** Begin DATA FOR PROCESSING **

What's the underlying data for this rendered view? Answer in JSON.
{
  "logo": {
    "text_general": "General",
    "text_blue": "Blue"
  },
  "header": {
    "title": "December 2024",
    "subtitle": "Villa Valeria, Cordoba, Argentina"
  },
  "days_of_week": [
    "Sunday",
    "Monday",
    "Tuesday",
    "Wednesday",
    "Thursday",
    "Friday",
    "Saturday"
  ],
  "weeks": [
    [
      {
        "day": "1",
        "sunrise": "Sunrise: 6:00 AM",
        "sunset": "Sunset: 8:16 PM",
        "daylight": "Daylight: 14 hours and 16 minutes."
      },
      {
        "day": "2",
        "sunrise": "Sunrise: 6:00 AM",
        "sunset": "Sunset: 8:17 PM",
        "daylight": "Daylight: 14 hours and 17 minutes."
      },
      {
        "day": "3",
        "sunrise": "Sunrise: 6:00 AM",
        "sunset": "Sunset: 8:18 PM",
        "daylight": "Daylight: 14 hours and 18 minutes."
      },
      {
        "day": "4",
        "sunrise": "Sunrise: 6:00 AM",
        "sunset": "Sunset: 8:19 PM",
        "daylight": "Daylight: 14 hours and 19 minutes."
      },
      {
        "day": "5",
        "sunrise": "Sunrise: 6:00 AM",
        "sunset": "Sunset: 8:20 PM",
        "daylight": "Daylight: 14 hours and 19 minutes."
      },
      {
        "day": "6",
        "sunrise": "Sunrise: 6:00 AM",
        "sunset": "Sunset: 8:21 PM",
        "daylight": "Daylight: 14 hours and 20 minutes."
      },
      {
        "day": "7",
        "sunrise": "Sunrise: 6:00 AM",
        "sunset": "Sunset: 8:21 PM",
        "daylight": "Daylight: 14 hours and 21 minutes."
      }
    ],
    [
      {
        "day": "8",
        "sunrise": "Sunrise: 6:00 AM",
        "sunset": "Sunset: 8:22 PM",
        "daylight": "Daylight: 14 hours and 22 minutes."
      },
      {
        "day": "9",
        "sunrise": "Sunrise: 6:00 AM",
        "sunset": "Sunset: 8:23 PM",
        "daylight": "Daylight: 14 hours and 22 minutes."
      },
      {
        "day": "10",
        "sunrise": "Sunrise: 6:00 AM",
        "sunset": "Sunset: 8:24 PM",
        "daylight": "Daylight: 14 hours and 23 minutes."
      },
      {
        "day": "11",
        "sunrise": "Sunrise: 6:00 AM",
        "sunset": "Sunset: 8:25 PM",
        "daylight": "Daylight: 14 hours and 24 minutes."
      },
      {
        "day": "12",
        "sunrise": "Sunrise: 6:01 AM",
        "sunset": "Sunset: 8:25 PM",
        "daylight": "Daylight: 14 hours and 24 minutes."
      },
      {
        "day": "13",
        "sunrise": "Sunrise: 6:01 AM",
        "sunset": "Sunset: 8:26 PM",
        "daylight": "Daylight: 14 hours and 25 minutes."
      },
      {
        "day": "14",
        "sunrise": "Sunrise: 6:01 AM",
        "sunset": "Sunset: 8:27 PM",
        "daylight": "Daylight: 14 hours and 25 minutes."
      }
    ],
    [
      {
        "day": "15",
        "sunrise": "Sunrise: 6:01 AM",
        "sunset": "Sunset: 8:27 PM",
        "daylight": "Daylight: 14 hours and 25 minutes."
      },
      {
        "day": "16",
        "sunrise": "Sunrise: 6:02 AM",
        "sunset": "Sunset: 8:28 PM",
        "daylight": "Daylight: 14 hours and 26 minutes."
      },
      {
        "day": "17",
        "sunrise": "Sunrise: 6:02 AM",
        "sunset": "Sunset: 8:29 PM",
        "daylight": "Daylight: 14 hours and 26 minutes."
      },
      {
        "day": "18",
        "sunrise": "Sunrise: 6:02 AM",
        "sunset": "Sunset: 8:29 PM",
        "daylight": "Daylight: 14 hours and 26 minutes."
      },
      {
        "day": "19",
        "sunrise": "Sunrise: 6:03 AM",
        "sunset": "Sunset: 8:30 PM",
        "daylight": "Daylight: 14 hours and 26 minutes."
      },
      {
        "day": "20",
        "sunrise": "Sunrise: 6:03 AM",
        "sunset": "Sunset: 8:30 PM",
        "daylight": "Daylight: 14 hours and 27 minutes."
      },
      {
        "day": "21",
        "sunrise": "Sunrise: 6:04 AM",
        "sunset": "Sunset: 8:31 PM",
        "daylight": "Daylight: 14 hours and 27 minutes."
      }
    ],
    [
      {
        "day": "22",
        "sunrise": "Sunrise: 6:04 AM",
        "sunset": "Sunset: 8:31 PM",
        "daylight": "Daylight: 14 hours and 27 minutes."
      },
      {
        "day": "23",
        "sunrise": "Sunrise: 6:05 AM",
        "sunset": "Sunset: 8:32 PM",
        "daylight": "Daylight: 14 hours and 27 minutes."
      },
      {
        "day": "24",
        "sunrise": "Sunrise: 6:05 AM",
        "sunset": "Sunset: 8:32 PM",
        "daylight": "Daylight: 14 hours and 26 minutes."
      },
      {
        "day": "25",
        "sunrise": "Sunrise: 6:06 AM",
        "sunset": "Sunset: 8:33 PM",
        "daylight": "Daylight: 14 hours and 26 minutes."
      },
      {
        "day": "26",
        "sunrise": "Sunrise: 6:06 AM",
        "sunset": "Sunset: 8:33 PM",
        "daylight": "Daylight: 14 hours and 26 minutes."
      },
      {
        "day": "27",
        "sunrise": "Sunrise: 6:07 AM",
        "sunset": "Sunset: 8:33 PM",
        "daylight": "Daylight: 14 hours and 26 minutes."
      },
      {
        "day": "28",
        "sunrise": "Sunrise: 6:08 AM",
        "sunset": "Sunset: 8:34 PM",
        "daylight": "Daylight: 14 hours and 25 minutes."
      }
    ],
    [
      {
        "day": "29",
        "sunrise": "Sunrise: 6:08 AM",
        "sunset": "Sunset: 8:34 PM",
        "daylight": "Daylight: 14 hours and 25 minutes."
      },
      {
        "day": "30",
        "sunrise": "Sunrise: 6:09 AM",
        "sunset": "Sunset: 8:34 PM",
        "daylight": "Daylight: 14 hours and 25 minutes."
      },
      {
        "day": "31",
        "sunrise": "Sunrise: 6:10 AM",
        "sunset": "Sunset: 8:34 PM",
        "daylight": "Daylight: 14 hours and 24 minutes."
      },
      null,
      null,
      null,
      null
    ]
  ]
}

** End DATA FOR PROCESSING **

**PROBLEM DETAILS:** Extract the full set of entries word for word.

**ANSWER TO THE EXERCISE:**
What's the underlying data for this rendered view? Answer in JSON.
{
  "logo": {
    "text_general": "General",
    "text_blue": "Blue"
  },
  "header": {
    "title": "December 2024",
    "subtitle": "Villa Valeria, Cordoba, Argentina"
  },
  "days_of_week": [
    "Sunday",
    "Monday",
    "Tuesday",
    "Wednesday",
    "Thursday",
    "Friday",
    "Saturday"
  ],
  "weeks": [
    [
      {
        "day": "1",
        "sunrise": "Sunrise: 6:00 AM",
        "sunset": "Sunset: 8:16 PM",
        "daylight": "Daylight: 14 hours and 16 minutes."
      },
      {
        "day": "2",
        "sunrise": "Sunrise: 6:00 AM",
        "sunset": "Sunset: 8:17 PM",
        "daylight": "Daylight: 14 hours and 17 minutes."
      },
      {
        "day": "3",
        "sunrise": "Sunrise: 6:00 AM",
        "sunset": "Sunset: 8:18 PM",
        "daylight": "Daylight: 14 hours and 18 minutes."
      },
      {
        "day": "4",
        "sunrise": "Sunrise: 6:00 AM",
        "sunset": "Sunset: 8:19 PM",
        "daylight": "Daylight: 14 hours and 19 minutes."
      },
      {
        "day": "5",
        "sunrise": "Sunrise: 6:00 AM",
        "sunset": "Sunset: 8:20 PM",
        "daylight": "Daylight: 14 hours and 19 minutes."
      },
      {
        "day": "6",
        "sunrise": "Sunrise: 6:00 AM",
        "sunset": "Sunset: 8:21 PM",
        "daylight": "Daylight: 14 hours and 20 minutes."
      },
      {
        "day": "7",
        "sunrise": "Sunrise: 6:00 AM",
        "sunset": "Sunset: 8:21 PM",
        "daylight": "Daylight: 14 hours and 21 minutes."
      }
    ],
    [
      {
        "day": "8",
        "sunrise": "Sunrise: 6:00 AM",
        "sunset": "Sunset: 8:22 PM",
        "daylight": "Daylight: 14 hours and 22 minutes."
      },
      {
        "day": "9",
        "sunrise": "Sunrise: 6:00 AM",
        "sunset": "Sunset: 8:23 PM",
        "daylight": "Daylight: 14 hours and 22 minutes."
      },
      {
        "day": "10",
        "sunrise": "Sunrise: 6:00 AM",
        "sunset": "Sunset: 8:24 PM",
        "daylight": "Daylight: 14 hours and 23 minutes."
      },
      {
        "day": "11",
        "sunrise": "Sunrise: 6:00 AM",
        "sunset": "Sunset: 8:25 PM",
        "daylight": "Daylight: 14 hours and 24 minutes."
      },
      {
        "day": "12",
        "sunrise": "Sunrise: 6:01 AM",
        "sunset": "Sunset: 8:25 PM",
        "daylight": "Daylight: 14 hours and 24 minutes."
      },
      {
        "day": "13",
        "sunrise": "Sunrise: 6:01 AM",
        "sunset": "Sunset: 8:26 PM",
        "daylight": "Daylight: 14 hours and 25 minutes."
      },
      {
        "day": "14",
        "sunrise": "Sunrise: 6:01 AM",
        "sunset": "Sunset: 8:27 PM",
        "daylight": "Daylight: 14 hours and 25 minutes."
      }
    ],
    [
      {
        "day": "15",
        "sunrise": "Sunrise: 6:01 AM",
        "sunset": "Sunset: 8:27 PM",
        "daylight": "Daylight: 14 hours and 25 minutes."
      },
      {
        "day": "16",
        "sunrise": "Sunrise: 6:02 AM",
        "sunset": "Sunset: 8:28 PM",
        "daylight": "Daylight: 14 hours and 26 minutes."
      },
      {
        "day": "17",
        "sunrise": "Sunrise: 6:02 AM",
        "sunset": "Sunset: 8:29 PM",
        "daylight": "Daylight: 14 hours and 26 minutes."
      },
      {
        "day": "18",
        "sunrise": "Sunrise: 6:02 AM",
        "sunset": "Sunset: 8:29 PM",
        "daylight": "Daylight: 14 hours and 26 minutes."
      },
      {
        "day": "19",
        "sunrise": "Sunrise: 6:03 AM",
        "sunset": "Sunset: 8:30 PM",
        "daylight": "Daylight: 14 hours and 26 minutes."
      },
      {
        "day": "20",
        "sunrise": "Sunrise: 6:03 AM",
        "sunset": "Sunset: 8:30 PM",
        "daylight": "Daylight: 14 hours and 27 minutes."
      },
      {
        "day": "21",
        "sunrise": "Sunrise: 6:04 AM",
        "sunset": "Sunset: 8:31 PM",
        "daylight": "Daylight: 14 hours and 27 minutes."
      }
    ],
    [
      {
        "day": "22",
        "sunrise": "Sunrise: 6:04 AM",
        "sunset": "Sunset: 8:31 PM",
        "daylight": "Daylight: 14 hours and 27 minutes."
      },
      {
        "day": "23",
        "sunrise": "Sunrise: 6:05 AM",
        "sunset": "Sunset: 8:32 PM",
        "daylight": "Daylight: 14 hours and 27 minutes."
      },
      {
        "day": "24",
        "sunrise": "Sunrise: 6:05 AM",
        "sunset": "Sunset: 8:32 PM",
        "daylight": "Daylight: 14 hours and 26 minutes."
      },
      {
        "day": "25",
        "sunrise": "Sunrise: 6:06 AM",
        "sunset": "Sunset: 8:33 PM",
        "daylight": "Daylight: 14 hours and 26 minutes."
      },
      {
        "day": "26",
        "sunrise": "Sunrise: 6:06 AM",
        "sunset": "Sunset: 8:33 PM",
        "daylight": "Daylight: 14 hours and 26 minutes."
      },
      {
        "day": "27",
        "sunrise": "Sunrise: 6:07 AM",
        "sunset": "Sunset: 8:33 PM",
        "daylight": "Daylight: 14 hours and 26 minutes."
      },
      {
        "day": "28",
        "sunrise": "Sunrise: 6:08 AM",
        "sunset": "Sunset: 8:34 PM",
        "daylight": "Daylight: 14 hours and 25 minutes."
      }
    ],
    [
      {
        "day": "29",
        "sunrise": "Sunrise: 6:08 AM",
        "sunset": "Sunset: 8:34 PM",
        "daylight": "Daylight: 14 hours and 25 minutes."
      },
      {
        "day": "30",
        "sunrise": "Sunrise: 6:09 AM",
        "sunset": "Sunset: 8:34 PM",
        "daylight": "Daylight: 14 hours and 25 minutes."
      },
      {
        "day": "31",
        "sunrise": "Sunrise: 6:10 AM",
        "sunset": "Sunset: 8:34 PM",
        "daylight": "Daylight: 14 hours and 24 minutes."
      },
      null,
      null,
      null,
      null
    ]
  ]
}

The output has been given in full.